Transcribe the whole listing without a single picture.

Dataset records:
____
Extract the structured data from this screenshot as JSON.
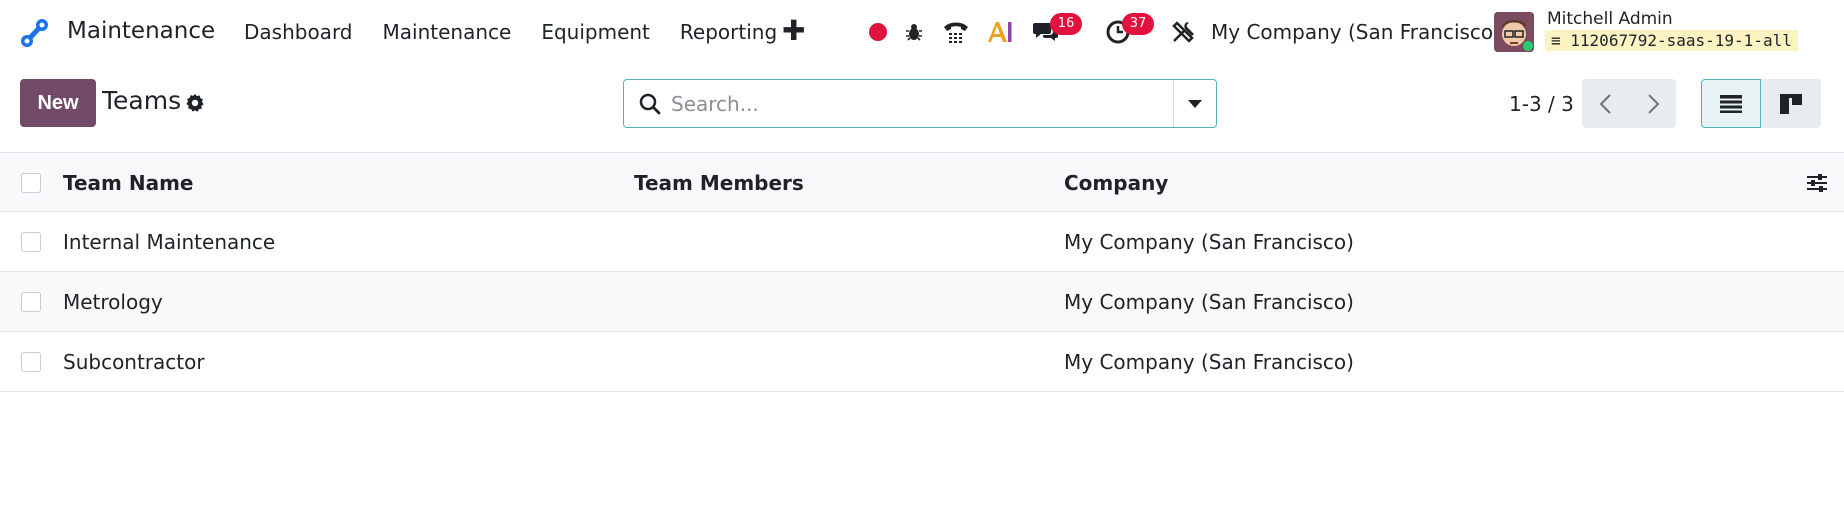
{
  "app": {
    "name": "Maintenance"
  },
  "menu": {
    "items": [
      "Dashboard",
      "Maintenance",
      "Equipment",
      "Reporting"
    ]
  },
  "systray": {
    "messages_count": "16",
    "activities_count": "37",
    "company": "My Company (San Francisco)",
    "user_name": "Mitchell Admin",
    "db_name": "112067792-saas-19-1-all"
  },
  "control": {
    "new_label": "New",
    "title": "Teams",
    "search_placeholder": "Search...",
    "pager": "1-3 / 3"
  },
  "table": {
    "headers": [
      "Team Name",
      "Team Members",
      "Company"
    ],
    "rows": [
      {
        "name": "Internal Maintenance",
        "members": "",
        "company": "My Company (San Francisco)"
      },
      {
        "name": "Metrology",
        "members": "",
        "company": "My Company (San Francisco)"
      },
      {
        "name": "Subcontractor",
        "members": "",
        "company": "My Company (San Francisco)"
      }
    ]
  },
  "colors": {
    "brand": "#714b67",
    "accent": "#4fb3bd",
    "badge": "#e1123d"
  },
  "icons": [
    "app-logo-icon",
    "plus-icon",
    "record-icon",
    "bug-icon",
    "phone-icon",
    "ai-icon",
    "chat-icon",
    "clock-icon",
    "tools-icon",
    "gear-icon",
    "search-icon",
    "chevron-down-icon",
    "chevron-left-icon",
    "chevron-right-icon",
    "list-view-icon",
    "kanban-view-icon",
    "sliders-icon"
  ]
}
____
TASK SOLUTION:
Extract the structured data from this screenshot as JSON.
{
  "app": {
    "name": "Maintenance"
  },
  "menu": {
    "items": [
      "Dashboard",
      "Maintenance",
      "Equipment",
      "Reporting"
    ]
  },
  "systray": {
    "messages_count": "16",
    "activities_count": "37",
    "company": "My Company (San Francisco)",
    "user_name": "Mitchell Admin",
    "db_name": "112067792-saas-19-1-all"
  },
  "control": {
    "new_label": "New",
    "title": "Teams",
    "search_placeholder": "Search...",
    "pager": "1-3 / 3"
  },
  "table": {
    "headers": [
      "Team Name",
      "Team Members",
      "Company"
    ],
    "rows": [
      {
        "name": "Internal Maintenance",
        "members": "",
        "company": "My Company (San Francisco)"
      },
      {
        "name": "Metrology",
        "members": "",
        "company": "My Company (San Francisco)"
      },
      {
        "name": "Subcontractor",
        "members": "",
        "company": "My Company (San Francisco)"
      }
    ]
  },
  "colors": {
    "brand": "#714b67",
    "accent": "#4fb3bd",
    "badge": "#e1123d"
  },
  "icons": [
    "app-logo-icon",
    "plus-icon",
    "record-icon",
    "bug-icon",
    "phone-icon",
    "ai-icon",
    "chat-icon",
    "clock-icon",
    "tools-icon",
    "gear-icon",
    "search-icon",
    "chevron-down-icon",
    "chevron-left-icon",
    "chevron-right-icon",
    "list-view-icon",
    "kanban-view-icon",
    "sliders-icon"
  ]
}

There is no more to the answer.